Request:
Write out each line exactly as given. Leave the pictures out of your copy.

(Raw records)
--------------------------------

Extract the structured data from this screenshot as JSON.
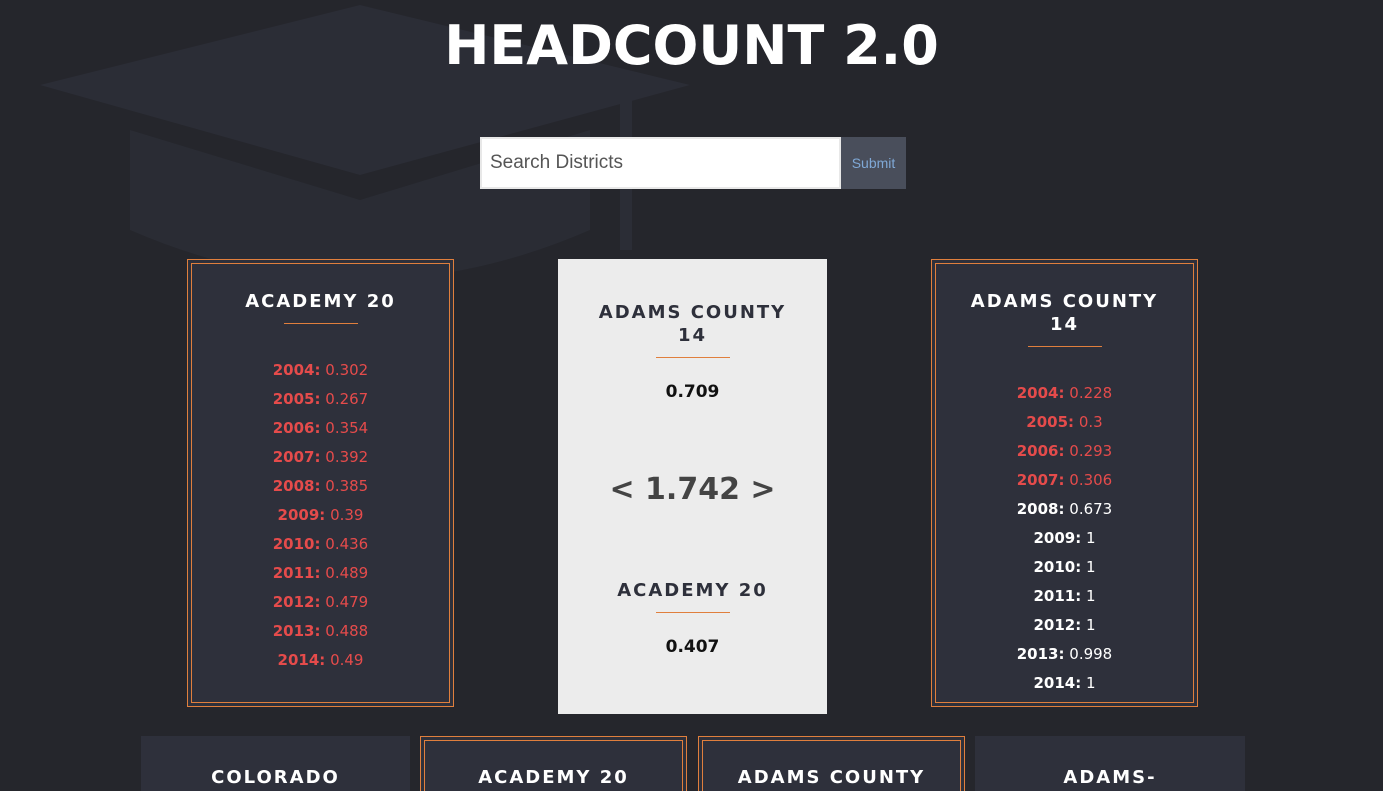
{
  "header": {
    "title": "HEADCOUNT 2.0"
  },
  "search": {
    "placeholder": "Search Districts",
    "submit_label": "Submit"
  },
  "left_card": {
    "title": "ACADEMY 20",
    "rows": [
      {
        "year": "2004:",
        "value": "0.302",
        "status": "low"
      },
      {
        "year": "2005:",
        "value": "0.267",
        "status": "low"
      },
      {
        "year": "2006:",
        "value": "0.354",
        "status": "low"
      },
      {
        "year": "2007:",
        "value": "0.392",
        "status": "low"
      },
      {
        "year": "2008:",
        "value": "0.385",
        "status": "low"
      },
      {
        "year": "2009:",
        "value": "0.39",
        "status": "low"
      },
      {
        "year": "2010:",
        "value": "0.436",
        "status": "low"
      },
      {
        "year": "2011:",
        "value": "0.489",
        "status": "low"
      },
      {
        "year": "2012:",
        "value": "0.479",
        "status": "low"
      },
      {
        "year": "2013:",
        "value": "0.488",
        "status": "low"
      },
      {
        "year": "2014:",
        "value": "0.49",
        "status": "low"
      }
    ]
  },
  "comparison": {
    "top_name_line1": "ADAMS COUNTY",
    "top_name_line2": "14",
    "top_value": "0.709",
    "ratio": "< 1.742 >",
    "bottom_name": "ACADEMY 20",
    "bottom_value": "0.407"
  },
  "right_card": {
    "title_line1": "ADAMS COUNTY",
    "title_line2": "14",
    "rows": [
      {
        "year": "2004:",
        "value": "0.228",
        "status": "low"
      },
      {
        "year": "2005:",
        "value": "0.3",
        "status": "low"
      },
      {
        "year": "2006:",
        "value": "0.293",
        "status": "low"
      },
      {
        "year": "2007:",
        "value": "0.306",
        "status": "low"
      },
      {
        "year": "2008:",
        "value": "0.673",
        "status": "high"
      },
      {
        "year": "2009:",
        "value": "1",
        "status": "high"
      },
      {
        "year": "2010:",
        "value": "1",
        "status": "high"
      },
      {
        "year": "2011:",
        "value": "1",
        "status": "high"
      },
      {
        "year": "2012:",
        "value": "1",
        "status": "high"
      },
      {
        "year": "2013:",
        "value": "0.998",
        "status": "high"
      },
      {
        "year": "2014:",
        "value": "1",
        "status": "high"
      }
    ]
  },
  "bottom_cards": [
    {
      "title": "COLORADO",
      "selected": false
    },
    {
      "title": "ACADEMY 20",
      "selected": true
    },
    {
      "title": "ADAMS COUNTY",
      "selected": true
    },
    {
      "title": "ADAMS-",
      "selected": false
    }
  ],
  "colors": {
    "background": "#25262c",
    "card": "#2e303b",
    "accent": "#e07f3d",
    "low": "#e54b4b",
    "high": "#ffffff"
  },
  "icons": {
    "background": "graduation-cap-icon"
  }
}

--------------------------------

Solution to the problem:
Extract the structured data from this screenshot as JSON.
{
  "header": {
    "title": "HEADCOUNT 2.0"
  },
  "search": {
    "placeholder": "Search Districts",
    "submit_label": "Submit"
  },
  "left_card": {
    "title": "ACADEMY 20",
    "rows": [
      {
        "year": "2004:",
        "value": "0.302",
        "status": "low"
      },
      {
        "year": "2005:",
        "value": "0.267",
        "status": "low"
      },
      {
        "year": "2006:",
        "value": "0.354",
        "status": "low"
      },
      {
        "year": "2007:",
        "value": "0.392",
        "status": "low"
      },
      {
        "year": "2008:",
        "value": "0.385",
        "status": "low"
      },
      {
        "year": "2009:",
        "value": "0.39",
        "status": "low"
      },
      {
        "year": "2010:",
        "value": "0.436",
        "status": "low"
      },
      {
        "year": "2011:",
        "value": "0.489",
        "status": "low"
      },
      {
        "year": "2012:",
        "value": "0.479",
        "status": "low"
      },
      {
        "year": "2013:",
        "value": "0.488",
        "status": "low"
      },
      {
        "year": "2014:",
        "value": "0.49",
        "status": "low"
      }
    ]
  },
  "comparison": {
    "top_name_line1": "ADAMS COUNTY",
    "top_name_line2": "14",
    "top_value": "0.709",
    "ratio": "< 1.742 >",
    "bottom_name": "ACADEMY 20",
    "bottom_value": "0.407"
  },
  "right_card": {
    "title_line1": "ADAMS COUNTY",
    "title_line2": "14",
    "rows": [
      {
        "year": "2004:",
        "value": "0.228",
        "status": "low"
      },
      {
        "year": "2005:",
        "value": "0.3",
        "status": "low"
      },
      {
        "year": "2006:",
        "value": "0.293",
        "status": "low"
      },
      {
        "year": "2007:",
        "value": "0.306",
        "status": "low"
      },
      {
        "year": "2008:",
        "value": "0.673",
        "status": "high"
      },
      {
        "year": "2009:",
        "value": "1",
        "status": "high"
      },
      {
        "year": "2010:",
        "value": "1",
        "status": "high"
      },
      {
        "year": "2011:",
        "value": "1",
        "status": "high"
      },
      {
        "year": "2012:",
        "value": "1",
        "status": "high"
      },
      {
        "year": "2013:",
        "value": "0.998",
        "status": "high"
      },
      {
        "year": "2014:",
        "value": "1",
        "status": "high"
      }
    ]
  },
  "bottom_cards": [
    {
      "title": "COLORADO",
      "selected": false
    },
    {
      "title": "ACADEMY 20",
      "selected": true
    },
    {
      "title": "ADAMS COUNTY",
      "selected": true
    },
    {
      "title": "ADAMS-",
      "selected": false
    }
  ],
  "colors": {
    "background": "#25262c",
    "card": "#2e303b",
    "accent": "#e07f3d",
    "low": "#e54b4b",
    "high": "#ffffff"
  },
  "icons": {
    "background": "graduation-cap-icon"
  }
}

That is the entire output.